(WHAT TO DO)
Provide the data again in its entirety, exactly as given.

-------- RECORDED INFORMATION

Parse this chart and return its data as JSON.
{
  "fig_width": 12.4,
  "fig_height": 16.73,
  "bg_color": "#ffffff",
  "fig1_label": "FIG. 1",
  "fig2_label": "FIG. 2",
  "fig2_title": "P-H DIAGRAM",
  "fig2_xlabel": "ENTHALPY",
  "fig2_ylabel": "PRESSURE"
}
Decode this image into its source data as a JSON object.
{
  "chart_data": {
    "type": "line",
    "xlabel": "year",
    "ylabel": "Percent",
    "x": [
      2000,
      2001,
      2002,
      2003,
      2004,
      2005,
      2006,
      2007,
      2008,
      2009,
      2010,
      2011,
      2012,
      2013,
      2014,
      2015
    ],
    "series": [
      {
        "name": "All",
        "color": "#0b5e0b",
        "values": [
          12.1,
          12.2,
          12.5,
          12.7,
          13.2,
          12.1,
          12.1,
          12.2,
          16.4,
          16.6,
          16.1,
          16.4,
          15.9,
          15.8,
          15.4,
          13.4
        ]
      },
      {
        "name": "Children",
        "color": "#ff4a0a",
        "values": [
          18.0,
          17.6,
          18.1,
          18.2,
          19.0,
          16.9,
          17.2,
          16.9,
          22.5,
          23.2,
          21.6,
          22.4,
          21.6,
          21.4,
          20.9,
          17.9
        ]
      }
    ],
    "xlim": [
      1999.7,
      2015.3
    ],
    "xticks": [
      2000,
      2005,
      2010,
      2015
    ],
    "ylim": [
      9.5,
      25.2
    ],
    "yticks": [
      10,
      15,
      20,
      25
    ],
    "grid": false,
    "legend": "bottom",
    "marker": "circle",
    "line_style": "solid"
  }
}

----------------

(RIGHT ANSWER)
Parse this chart and return its data as JSON.
{
  "fig_width": 12.4,
  "fig_height": 16.73,
  "bg_color": "#ffffff",
  "fig1_label": "FIG. 1",
  "fig2_label": "FIG. 2",
  "fig2_title": "P-H DIAGRAM",
  "fig2_xlabel": "ENTHALPY",
  "fig2_ylabel": "PRESSURE"
}
Decode this image into its source data as a JSON object.
{
  "chart_data": {
    "type": "line",
    "xlabel": "year",
    "ylabel": "Percent",
    "x": [
      2000,
      2001,
      2002,
      2003,
      2004,
      2005,
      2006,
      2007,
      2008,
      2009,
      2010,
      2011,
      2012,
      2013,
      2014,
      2015
    ],
    "series": [
      {
        "name": "All",
        "color": "#0b5e0b",
        "values": [
          12.1,
          12.2,
          12.5,
          12.7,
          13.2,
          12.1,
          12.1,
          12.2,
          16.4,
          16.6,
          16.1,
          16.4,
          15.9,
          15.8,
          15.4,
          13.4
        ]
      },
      {
        "name": "Children",
        "color": "#ff4a0a",
        "values": [
          18.0,
          17.6,
          18.1,
          18.2,
          19.0,
          16.9,
          17.2,
          16.9,
          22.5,
          23.2,
          21.6,
          22.4,
          21.6,
          21.4,
          20.9,
          17.9
        ]
      }
    ],
    "xlim": [
      1999.7,
      2015.3
    ],
    "xticks": [
      2000,
      2005,
      2010,
      2015
    ],
    "ylim": [
      9.5,
      25.2
    ],
    "yticks": [
      10,
      15,
      20,
      25
    ],
    "grid": false,
    "legend": "bottom",
    "marker": "circle",
    "line_style": "solid"
  }
}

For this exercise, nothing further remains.